▶ _TO BE DONE_
Reproduce the listing below verbatim.

****************

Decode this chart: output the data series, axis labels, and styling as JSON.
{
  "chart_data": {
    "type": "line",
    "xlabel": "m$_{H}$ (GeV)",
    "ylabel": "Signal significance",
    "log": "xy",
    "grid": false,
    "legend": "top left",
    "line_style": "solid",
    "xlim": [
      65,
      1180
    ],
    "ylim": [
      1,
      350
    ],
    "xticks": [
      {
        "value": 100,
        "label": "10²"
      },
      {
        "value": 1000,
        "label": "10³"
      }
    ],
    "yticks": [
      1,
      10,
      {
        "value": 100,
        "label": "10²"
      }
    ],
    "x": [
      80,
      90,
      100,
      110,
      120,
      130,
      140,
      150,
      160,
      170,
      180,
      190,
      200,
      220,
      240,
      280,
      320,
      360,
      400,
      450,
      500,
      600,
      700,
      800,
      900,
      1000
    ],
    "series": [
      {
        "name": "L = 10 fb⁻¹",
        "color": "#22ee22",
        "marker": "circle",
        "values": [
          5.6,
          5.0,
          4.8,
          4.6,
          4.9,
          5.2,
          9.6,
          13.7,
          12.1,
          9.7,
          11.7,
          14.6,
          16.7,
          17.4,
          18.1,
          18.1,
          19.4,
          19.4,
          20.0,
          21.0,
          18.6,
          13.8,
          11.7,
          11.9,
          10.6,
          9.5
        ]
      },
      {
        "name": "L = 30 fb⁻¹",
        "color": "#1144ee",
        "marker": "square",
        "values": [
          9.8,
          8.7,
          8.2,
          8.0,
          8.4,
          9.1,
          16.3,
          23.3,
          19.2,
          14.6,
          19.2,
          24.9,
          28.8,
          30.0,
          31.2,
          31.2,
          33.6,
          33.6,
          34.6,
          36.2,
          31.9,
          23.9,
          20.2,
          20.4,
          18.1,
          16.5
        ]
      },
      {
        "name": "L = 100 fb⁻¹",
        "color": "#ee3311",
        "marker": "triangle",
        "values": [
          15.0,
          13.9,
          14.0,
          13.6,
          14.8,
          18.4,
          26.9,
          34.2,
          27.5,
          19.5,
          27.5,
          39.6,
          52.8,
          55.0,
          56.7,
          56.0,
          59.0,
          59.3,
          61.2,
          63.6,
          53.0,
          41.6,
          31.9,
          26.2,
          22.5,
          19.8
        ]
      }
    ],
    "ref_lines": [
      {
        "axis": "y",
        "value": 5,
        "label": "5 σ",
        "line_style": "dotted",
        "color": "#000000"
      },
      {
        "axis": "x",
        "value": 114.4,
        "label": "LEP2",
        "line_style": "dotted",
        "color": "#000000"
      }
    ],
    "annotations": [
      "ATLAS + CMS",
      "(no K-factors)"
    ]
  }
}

****************

▶ _EXERCISE RESULT_
Decode this chart: output the data series, axis labels, and styling as JSON.
{
  "chart_data": {
    "type": "line",
    "xlabel": "m$_{H}$ (GeV)",
    "ylabel": "Signal significance",
    "log": "xy",
    "grid": false,
    "legend": "top left",
    "line_style": "solid",
    "xlim": [
      65,
      1180
    ],
    "ylim": [
      1,
      350
    ],
    "xticks": [
      {
        "value": 100,
        "label": "10²"
      },
      {
        "value": 1000,
        "label": "10³"
      }
    ],
    "yticks": [
      1,
      10,
      {
        "value": 100,
        "label": "10²"
      }
    ],
    "x": [
      80,
      90,
      100,
      110,
      120,
      130,
      140,
      150,
      160,
      170,
      180,
      190,
      200,
      220,
      240,
      280,
      320,
      360,
      400,
      450,
      500,
      600,
      700,
      800,
      900,
      1000
    ],
    "series": [
      {
        "name": "L = 10 fb⁻¹",
        "color": "#22ee22",
        "marker": "circle",
        "values": [
          5.6,
          5.0,
          4.8,
          4.6,
          4.9,
          5.2,
          9.6,
          13.7,
          12.1,
          9.7,
          11.7,
          14.6,
          16.7,
          17.4,
          18.1,
          18.1,
          19.4,
          19.4,
          20.0,
          21.0,
          18.6,
          13.8,
          11.7,
          11.9,
          10.6,
          9.5
        ]
      },
      {
        "name": "L = 30 fb⁻¹",
        "color": "#1144ee",
        "marker": "square",
        "values": [
          9.8,
          8.7,
          8.2,
          8.0,
          8.4,
          9.1,
          16.3,
          23.3,
          19.2,
          14.6,
          19.2,
          24.9,
          28.8,
          30.0,
          31.2,
          31.2,
          33.6,
          33.6,
          34.6,
          36.2,
          31.9,
          23.9,
          20.2,
          20.4,
          18.1,
          16.5
        ]
      },
      {
        "name": "L = 100 fb⁻¹",
        "color": "#ee3311",
        "marker": "triangle",
        "values": [
          15.0,
          13.9,
          14.0,
          13.6,
          14.8,
          18.4,
          26.9,
          34.2,
          27.5,
          19.5,
          27.5,
          39.6,
          52.8,
          55.0,
          56.7,
          56.0,
          59.0,
          59.3,
          61.2,
          63.6,
          53.0,
          41.6,
          31.9,
          26.2,
          22.5,
          19.8
        ]
      }
    ],
    "ref_lines": [
      {
        "axis": "y",
        "value": 5,
        "label": "5 σ",
        "line_style": "dotted",
        "color": "#000000"
      },
      {
        "axis": "x",
        "value": 114.4,
        "label": "LEP2",
        "line_style": "dotted",
        "color": "#000000"
      }
    ],
    "annotations": [
      "ATLAS + CMS",
      "(no K-factors)"
    ]
  }
}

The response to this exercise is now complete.